Print each line of the listing once more, precisely as given.

........

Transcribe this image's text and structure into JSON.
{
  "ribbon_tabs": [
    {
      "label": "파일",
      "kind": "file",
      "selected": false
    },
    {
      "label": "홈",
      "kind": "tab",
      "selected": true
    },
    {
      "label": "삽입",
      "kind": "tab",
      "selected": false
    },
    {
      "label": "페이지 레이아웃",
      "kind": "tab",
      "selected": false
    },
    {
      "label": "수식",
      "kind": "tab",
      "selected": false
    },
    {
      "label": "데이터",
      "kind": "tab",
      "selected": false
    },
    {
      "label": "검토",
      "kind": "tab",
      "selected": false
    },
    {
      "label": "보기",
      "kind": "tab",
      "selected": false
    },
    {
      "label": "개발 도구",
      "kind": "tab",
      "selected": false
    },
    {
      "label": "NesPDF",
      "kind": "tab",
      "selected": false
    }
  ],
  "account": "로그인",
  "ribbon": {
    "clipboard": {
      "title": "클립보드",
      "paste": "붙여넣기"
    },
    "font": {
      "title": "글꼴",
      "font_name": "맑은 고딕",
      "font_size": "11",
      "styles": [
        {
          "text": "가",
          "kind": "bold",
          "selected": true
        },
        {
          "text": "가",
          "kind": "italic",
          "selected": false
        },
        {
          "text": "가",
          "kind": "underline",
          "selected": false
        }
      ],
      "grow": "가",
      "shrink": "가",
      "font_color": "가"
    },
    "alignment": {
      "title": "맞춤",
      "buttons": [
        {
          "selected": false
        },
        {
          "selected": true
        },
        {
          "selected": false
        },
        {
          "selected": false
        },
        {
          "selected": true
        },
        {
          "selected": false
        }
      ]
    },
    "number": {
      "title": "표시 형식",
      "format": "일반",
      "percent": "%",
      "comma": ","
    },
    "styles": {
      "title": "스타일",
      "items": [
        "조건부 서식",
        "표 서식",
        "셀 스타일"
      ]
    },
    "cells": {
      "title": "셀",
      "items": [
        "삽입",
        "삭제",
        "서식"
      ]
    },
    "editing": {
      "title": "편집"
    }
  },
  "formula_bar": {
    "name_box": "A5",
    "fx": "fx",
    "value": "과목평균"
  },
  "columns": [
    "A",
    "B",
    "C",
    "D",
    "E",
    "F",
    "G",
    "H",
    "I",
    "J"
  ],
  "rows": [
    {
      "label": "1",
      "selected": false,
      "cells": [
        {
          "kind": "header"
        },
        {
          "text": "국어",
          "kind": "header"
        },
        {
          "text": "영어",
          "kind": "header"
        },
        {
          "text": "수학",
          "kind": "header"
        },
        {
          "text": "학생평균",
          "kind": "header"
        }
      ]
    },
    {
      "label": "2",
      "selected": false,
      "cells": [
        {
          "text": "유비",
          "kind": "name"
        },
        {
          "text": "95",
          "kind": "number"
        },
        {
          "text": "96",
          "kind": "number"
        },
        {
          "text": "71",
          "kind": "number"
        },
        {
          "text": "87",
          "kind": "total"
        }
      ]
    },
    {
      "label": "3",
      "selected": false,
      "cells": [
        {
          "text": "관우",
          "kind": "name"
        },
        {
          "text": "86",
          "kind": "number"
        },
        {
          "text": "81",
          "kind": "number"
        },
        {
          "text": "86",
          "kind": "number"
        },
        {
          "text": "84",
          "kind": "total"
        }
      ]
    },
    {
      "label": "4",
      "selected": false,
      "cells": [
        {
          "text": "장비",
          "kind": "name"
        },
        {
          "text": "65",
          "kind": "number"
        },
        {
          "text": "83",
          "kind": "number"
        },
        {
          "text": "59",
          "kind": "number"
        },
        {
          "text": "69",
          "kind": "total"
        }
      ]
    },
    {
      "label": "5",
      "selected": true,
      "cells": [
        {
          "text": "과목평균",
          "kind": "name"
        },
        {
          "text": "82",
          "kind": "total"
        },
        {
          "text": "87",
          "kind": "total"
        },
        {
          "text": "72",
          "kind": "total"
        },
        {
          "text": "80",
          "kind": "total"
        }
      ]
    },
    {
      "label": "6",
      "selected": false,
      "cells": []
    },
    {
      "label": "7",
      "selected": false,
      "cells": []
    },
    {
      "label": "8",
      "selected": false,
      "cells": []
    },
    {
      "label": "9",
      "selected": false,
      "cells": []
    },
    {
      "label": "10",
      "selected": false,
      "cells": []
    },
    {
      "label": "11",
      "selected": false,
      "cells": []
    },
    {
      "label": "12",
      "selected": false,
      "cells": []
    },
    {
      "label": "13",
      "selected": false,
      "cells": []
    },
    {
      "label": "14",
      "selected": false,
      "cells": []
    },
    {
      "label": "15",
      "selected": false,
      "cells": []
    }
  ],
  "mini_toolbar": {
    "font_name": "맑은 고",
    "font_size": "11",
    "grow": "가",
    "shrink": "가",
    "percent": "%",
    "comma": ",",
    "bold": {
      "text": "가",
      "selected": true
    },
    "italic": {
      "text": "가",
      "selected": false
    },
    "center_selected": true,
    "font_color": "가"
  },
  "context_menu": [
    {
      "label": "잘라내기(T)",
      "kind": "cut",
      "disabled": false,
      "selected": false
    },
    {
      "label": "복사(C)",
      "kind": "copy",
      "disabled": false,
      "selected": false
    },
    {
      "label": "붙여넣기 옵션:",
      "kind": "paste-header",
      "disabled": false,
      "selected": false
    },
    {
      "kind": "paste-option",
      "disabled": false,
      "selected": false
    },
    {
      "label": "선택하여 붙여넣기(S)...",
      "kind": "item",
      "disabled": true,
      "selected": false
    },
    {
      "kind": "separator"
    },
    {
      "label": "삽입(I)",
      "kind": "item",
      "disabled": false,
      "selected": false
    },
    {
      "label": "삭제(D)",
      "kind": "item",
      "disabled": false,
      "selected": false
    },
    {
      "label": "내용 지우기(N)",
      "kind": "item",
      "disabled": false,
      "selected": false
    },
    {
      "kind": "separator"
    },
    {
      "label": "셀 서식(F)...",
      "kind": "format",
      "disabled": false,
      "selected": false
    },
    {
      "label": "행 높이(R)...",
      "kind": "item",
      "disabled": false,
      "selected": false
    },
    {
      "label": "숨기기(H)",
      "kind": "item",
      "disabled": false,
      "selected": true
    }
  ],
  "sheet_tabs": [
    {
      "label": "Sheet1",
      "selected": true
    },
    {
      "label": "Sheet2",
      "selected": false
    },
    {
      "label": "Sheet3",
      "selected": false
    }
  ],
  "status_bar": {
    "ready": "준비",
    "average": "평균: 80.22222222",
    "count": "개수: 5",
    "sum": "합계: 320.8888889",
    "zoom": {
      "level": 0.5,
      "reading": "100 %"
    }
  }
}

........

:: TASK OUTPUT ::
Transcribe this image's text and structure into JSON.
{
  "ribbon_tabs": [
    {
      "label": "파일",
      "kind": "file",
      "selected": false
    },
    {
      "label": "홈",
      "kind": "tab",
      "selected": true
    },
    {
      "label": "삽입",
      "kind": "tab",
      "selected": false
    },
    {
      "label": "페이지 레이아웃",
      "kind": "tab",
      "selected": false
    },
    {
      "label": "수식",
      "kind": "tab",
      "selected": false
    },
    {
      "label": "데이터",
      "kind": "tab",
      "selected": false
    },
    {
      "label": "검토",
      "kind": "tab",
      "selected": false
    },
    {
      "label": "보기",
      "kind": "tab",
      "selected": false
    },
    {
      "label": "개발 도구",
      "kind": "tab",
      "selected": false
    },
    {
      "label": "NesPDF",
      "kind": "tab",
      "selected": false
    }
  ],
  "account": "로그인",
  "ribbon": {
    "clipboard": {
      "title": "클립보드",
      "paste": "붙여넣기"
    },
    "font": {
      "title": "글꼴",
      "font_name": "맑은 고딕",
      "font_size": "11",
      "styles": [
        {
          "text": "가",
          "kind": "bold",
          "selected": true
        },
        {
          "text": "가",
          "kind": "italic",
          "selected": false
        },
        {
          "text": "가",
          "kind": "underline",
          "selected": false
        }
      ],
      "grow": "가",
      "shrink": "가",
      "font_color": "가"
    },
    "alignment": {
      "title": "맞춤",
      "buttons": [
        {
          "selected": false
        },
        {
          "selected": true
        },
        {
          "selected": false
        },
        {
          "selected": false
        },
        {
          "selected": true
        },
        {
          "selected": false
        }
      ]
    },
    "number": {
      "title": "표시 형식",
      "format": "일반",
      "percent": "%",
      "comma": ","
    },
    "styles": {
      "title": "스타일",
      "items": [
        "조건부 서식",
        "표 서식",
        "셀 스타일"
      ]
    },
    "cells": {
      "title": "셀",
      "items": [
        "삽입",
        "삭제",
        "서식"
      ]
    },
    "editing": {
      "title": "편집"
    }
  },
  "formula_bar": {
    "name_box": "A5",
    "fx": "fx",
    "value": "과목평균"
  },
  "columns": [
    "A",
    "B",
    "C",
    "D",
    "E",
    "F",
    "G",
    "H",
    "I",
    "J"
  ],
  "rows": [
    {
      "label": "1",
      "selected": false,
      "cells": [
        {
          "kind": "header"
        },
        {
          "text": "국어",
          "kind": "header"
        },
        {
          "text": "영어",
          "kind": "header"
        },
        {
          "text": "수학",
          "kind": "header"
        },
        {
          "text": "학생평균",
          "kind": "header"
        }
      ]
    },
    {
      "label": "2",
      "selected": false,
      "cells": [
        {
          "text": "유비",
          "kind": "name"
        },
        {
          "text": "95",
          "kind": "number"
        },
        {
          "text": "96",
          "kind": "number"
        },
        {
          "text": "71",
          "kind": "number"
        },
        {
          "text": "87",
          "kind": "total"
        }
      ]
    },
    {
      "label": "3",
      "selected": false,
      "cells": [
        {
          "text": "관우",
          "kind": "name"
        },
        {
          "text": "86",
          "kind": "number"
        },
        {
          "text": "81",
          "kind": "number"
        },
        {
          "text": "86",
          "kind": "number"
        },
        {
          "text": "84",
          "kind": "total"
        }
      ]
    },
    {
      "label": "4",
      "selected": false,
      "cells": [
        {
          "text": "장비",
          "kind": "name"
        },
        {
          "text": "65",
          "kind": "number"
        },
        {
          "text": "83",
          "kind": "number"
        },
        {
          "text": "59",
          "kind": "number"
        },
        {
          "text": "69",
          "kind": "total"
        }
      ]
    },
    {
      "label": "5",
      "selected": true,
      "cells": [
        {
          "text": "과목평균",
          "kind": "name"
        },
        {
          "text": "82",
          "kind": "total"
        },
        {
          "text": "87",
          "kind": "total"
        },
        {
          "text": "72",
          "kind": "total"
        },
        {
          "text": "80",
          "kind": "total"
        }
      ]
    },
    {
      "label": "6",
      "selected": false,
      "cells": []
    },
    {
      "label": "7",
      "selected": false,
      "cells": []
    },
    {
      "label": "8",
      "selected": false,
      "cells": []
    },
    {
      "label": "9",
      "selected": false,
      "cells": []
    },
    {
      "label": "10",
      "selected": false,
      "cells": []
    },
    {
      "label": "11",
      "selected": false,
      "cells": []
    },
    {
      "label": "12",
      "selected": false,
      "cells": []
    },
    {
      "label": "13",
      "selected": false,
      "cells": []
    },
    {
      "label": "14",
      "selected": false,
      "cells": []
    },
    {
      "label": "15",
      "selected": false,
      "cells": []
    }
  ],
  "mini_toolbar": {
    "font_name": "맑은 고",
    "font_size": "11",
    "grow": "가",
    "shrink": "가",
    "percent": "%",
    "comma": ",",
    "bold": {
      "text": "가",
      "selected": true
    },
    "italic": {
      "text": "가",
      "selected": false
    },
    "center_selected": true,
    "font_color": "가"
  },
  "context_menu": [
    {
      "label": "잘라내기(T)",
      "kind": "cut",
      "disabled": false,
      "selected": false
    },
    {
      "label": "복사(C)",
      "kind": "copy",
      "disabled": false,
      "selected": false
    },
    {
      "label": "붙여넣기 옵션:",
      "kind": "paste-header",
      "disabled": false,
      "selected": false
    },
    {
      "kind": "paste-option",
      "disabled": false,
      "selected": false
    },
    {
      "label": "선택하여 붙여넣기(S)...",
      "kind": "item",
      "disabled": true,
      "selected": false
    },
    {
      "kind": "separator"
    },
    {
      "label": "삽입(I)",
      "kind": "item",
      "disabled": false,
      "selected": false
    },
    {
      "label": "삭제(D)",
      "kind": "item",
      "disabled": false,
      "selected": false
    },
    {
      "label": "내용 지우기(N)",
      "kind": "item",
      "disabled": false,
      "selected": false
    },
    {
      "kind": "separator"
    },
    {
      "label": "셀 서식(F)...",
      "kind": "format",
      "disabled": false,
      "selected": false
    },
    {
      "label": "행 높이(R)...",
      "kind": "item",
      "disabled": false,
      "selected": false
    },
    {
      "label": "숨기기(H)",
      "kind": "item",
      "disabled": false,
      "selected": true
    }
  ],
  "sheet_tabs": [
    {
      "label": "Sheet1",
      "selected": true
    },
    {
      "label": "Sheet2",
      "selected": false
    },
    {
      "label": "Sheet3",
      "selected": false
    }
  ],
  "status_bar": {
    "ready": "준비",
    "average": "평균: 80.22222222",
    "count": "개수: 5",
    "sum": "합계: 320.8888889",
    "zoom": {
      "level": 0.5,
      "reading": "100 %"
    }
  }
}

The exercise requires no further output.